START

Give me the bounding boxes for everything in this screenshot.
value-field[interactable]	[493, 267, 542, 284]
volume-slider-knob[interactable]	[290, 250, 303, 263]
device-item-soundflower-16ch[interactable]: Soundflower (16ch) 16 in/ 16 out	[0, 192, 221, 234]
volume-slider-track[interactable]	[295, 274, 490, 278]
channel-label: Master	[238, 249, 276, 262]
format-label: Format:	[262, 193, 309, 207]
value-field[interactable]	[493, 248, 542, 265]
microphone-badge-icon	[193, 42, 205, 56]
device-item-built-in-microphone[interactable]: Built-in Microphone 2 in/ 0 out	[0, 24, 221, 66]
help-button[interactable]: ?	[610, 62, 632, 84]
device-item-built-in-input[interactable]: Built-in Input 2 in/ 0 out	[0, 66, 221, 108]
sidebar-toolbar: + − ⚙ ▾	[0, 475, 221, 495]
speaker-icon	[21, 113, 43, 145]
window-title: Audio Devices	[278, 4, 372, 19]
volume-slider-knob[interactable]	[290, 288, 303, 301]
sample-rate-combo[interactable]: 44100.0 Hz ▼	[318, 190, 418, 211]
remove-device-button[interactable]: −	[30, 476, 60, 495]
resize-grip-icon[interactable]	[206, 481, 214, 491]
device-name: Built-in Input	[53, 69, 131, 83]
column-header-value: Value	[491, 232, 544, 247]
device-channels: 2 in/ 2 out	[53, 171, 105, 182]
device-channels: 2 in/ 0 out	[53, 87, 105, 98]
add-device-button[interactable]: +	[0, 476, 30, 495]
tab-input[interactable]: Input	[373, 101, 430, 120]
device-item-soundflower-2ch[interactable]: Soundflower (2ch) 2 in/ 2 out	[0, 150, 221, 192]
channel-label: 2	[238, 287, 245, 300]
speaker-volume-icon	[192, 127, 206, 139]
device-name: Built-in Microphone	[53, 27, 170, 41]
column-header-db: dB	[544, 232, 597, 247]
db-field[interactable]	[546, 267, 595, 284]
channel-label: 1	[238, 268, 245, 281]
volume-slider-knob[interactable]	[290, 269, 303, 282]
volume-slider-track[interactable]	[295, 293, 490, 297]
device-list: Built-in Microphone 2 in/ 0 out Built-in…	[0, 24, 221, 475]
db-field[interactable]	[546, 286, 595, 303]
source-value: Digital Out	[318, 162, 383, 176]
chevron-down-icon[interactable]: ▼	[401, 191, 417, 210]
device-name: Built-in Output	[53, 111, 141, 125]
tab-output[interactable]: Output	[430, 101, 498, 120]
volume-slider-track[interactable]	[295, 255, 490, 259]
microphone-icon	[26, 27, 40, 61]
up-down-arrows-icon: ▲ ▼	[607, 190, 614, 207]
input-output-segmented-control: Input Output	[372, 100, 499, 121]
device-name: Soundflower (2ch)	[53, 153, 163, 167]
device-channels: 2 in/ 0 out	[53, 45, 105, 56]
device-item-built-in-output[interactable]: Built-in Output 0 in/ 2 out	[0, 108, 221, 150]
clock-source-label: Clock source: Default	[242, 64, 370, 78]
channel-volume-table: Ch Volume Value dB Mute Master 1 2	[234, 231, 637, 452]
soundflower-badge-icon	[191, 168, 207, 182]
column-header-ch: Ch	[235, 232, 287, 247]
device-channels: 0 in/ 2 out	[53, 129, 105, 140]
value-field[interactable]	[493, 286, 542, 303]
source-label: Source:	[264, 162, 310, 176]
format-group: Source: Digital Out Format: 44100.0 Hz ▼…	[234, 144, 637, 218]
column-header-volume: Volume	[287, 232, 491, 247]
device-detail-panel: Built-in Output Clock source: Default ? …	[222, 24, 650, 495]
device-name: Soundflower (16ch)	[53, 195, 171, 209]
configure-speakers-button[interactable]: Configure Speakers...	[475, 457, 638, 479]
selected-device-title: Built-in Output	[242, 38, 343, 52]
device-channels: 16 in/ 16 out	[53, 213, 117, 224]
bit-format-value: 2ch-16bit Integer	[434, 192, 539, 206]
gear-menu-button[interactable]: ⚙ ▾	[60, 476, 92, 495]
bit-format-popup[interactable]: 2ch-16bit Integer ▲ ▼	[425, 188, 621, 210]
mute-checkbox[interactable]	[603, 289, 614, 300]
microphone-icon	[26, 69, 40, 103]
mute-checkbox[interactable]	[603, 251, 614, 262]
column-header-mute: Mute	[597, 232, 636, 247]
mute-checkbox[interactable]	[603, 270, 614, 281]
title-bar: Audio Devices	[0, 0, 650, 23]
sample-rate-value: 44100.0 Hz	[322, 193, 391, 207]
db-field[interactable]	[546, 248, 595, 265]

END

Convert everything from the beginning of the data down to the line containing "device-item-soundflower-16ch[interactable]: Soundflower (16ch)", inclusive, into a Markdown table with a Row column giving the row number and an Entry column giving the line, omitting blank lines.

*OUTPUT FOR THIS TASK*:
| Row | Entry |
|---|---|
| 1 | Give me the bounding boxes for everything in this screenshot. |
| 2 | value-field[interactable]	[493, 267, 542, 284] |
| 3 | volume-slider-knob[interactable]	[290, 250, 303, 263] |
| 4 | device-item-soundflower-16ch[interactable]: Soundflower (16ch) 16 in/ 16 out	[0, 192, 221, 234] |